(Directions for this task): Without the pictures, set down the records below word for word.

(Provided data):

----------

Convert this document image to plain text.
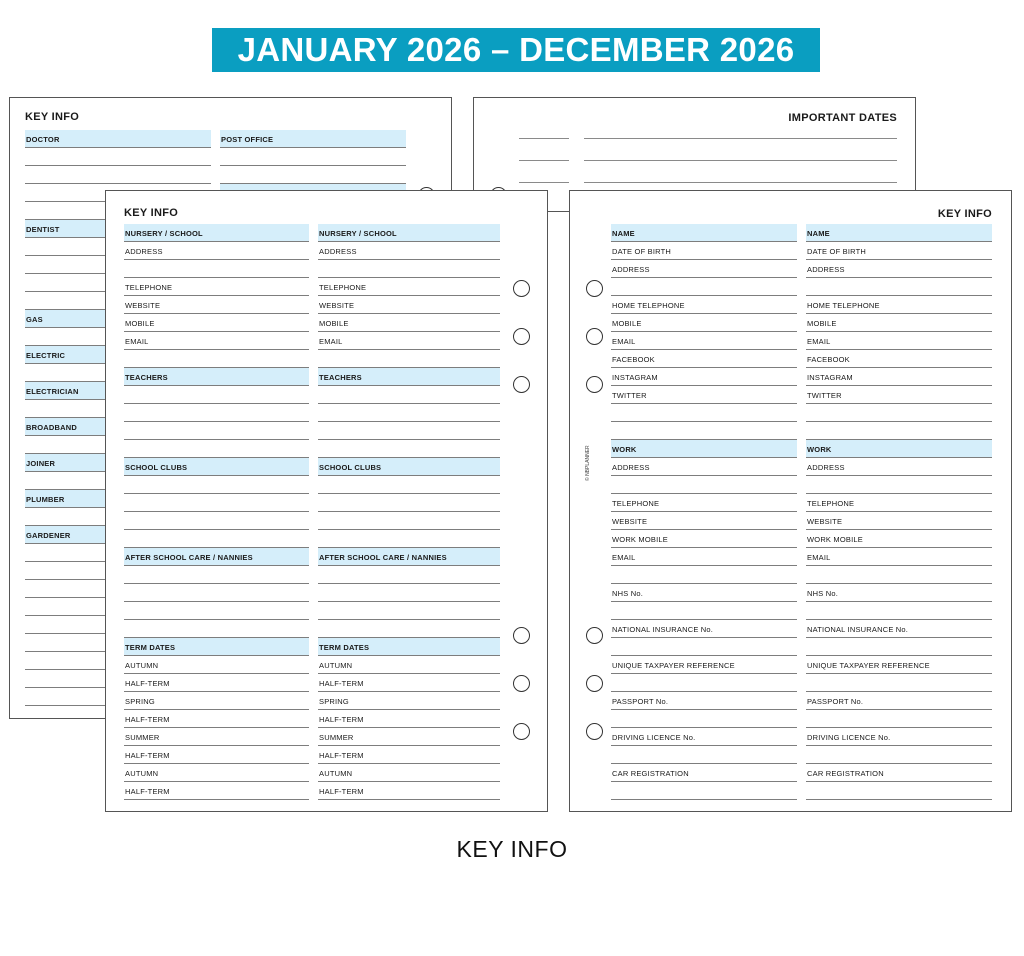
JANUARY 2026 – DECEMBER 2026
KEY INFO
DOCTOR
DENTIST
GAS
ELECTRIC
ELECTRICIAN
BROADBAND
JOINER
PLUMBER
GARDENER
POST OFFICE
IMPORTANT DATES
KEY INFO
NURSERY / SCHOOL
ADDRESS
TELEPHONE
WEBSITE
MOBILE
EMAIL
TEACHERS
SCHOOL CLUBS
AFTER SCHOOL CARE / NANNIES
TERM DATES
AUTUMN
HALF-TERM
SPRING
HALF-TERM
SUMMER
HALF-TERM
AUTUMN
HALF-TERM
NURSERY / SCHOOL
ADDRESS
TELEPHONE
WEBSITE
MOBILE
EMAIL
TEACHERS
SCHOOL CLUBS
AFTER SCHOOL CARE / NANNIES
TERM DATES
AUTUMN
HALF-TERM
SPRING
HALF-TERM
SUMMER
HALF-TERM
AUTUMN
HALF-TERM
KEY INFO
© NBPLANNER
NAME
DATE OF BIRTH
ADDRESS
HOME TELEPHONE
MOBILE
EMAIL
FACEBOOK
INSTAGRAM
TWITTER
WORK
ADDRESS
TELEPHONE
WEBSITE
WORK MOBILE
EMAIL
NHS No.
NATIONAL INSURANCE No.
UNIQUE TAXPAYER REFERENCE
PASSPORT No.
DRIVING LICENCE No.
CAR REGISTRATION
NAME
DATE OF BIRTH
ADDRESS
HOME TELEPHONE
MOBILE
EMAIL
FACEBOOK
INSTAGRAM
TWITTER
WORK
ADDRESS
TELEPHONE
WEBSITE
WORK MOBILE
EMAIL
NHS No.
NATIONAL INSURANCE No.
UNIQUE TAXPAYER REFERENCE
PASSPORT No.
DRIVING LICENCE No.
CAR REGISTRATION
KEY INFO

----------

(Response for this exercise):
Convert this document image to plain text.
JANUARY 2026 – DECEMBER 2026
KEY INFO
DOCTOR
DENTIST
GAS
ELECTRIC
ELECTRICIAN
BROADBAND
JOINER
PLUMBER
GARDENER
POST OFFICE
IMPORTANT DATES
KEY INFO
NURSERY / SCHOOL
ADDRESS
TELEPHONE
WEBSITE
MOBILE
EMAIL
TEACHERS
SCHOOL CLUBS
AFTER SCHOOL CARE / NANNIES
TERM DATES
AUTUMN
HALF-TERM
SPRING
HALF-TERM
SUMMER
HALF-TERM
AUTUMN
HALF-TERM
NURSERY / SCHOOL
ADDRESS
TELEPHONE
WEBSITE
MOBILE
EMAIL
TEACHERS
SCHOOL CLUBS
AFTER SCHOOL CARE / NANNIES
TERM DATES
AUTUMN
HALF-TERM
SPRING
HALF-TERM
SUMMER
HALF-TERM
AUTUMN
HALF-TERM
KEY INFO
© NBPLANNER
NAME
DATE OF BIRTH
ADDRESS
HOME TELEPHONE
MOBILE
EMAIL
FACEBOOK
INSTAGRAM
TWITTER
WORK
ADDRESS
TELEPHONE
WEBSITE
WORK MOBILE
EMAIL
NHS No.
NATIONAL INSURANCE No.
UNIQUE TAXPAYER REFERENCE
PASSPORT No.
DRIVING LICENCE No.
CAR REGISTRATION
NAME
DATE OF BIRTH
ADDRESS
HOME TELEPHONE
MOBILE
EMAIL
FACEBOOK
INSTAGRAM
TWITTER
WORK
ADDRESS
TELEPHONE
WEBSITE
WORK MOBILE
EMAIL
NHS No.
NATIONAL INSURANCE No.
UNIQUE TAXPAYER REFERENCE
PASSPORT No.
DRIVING LICENCE No.
CAR REGISTRATION
KEY INFO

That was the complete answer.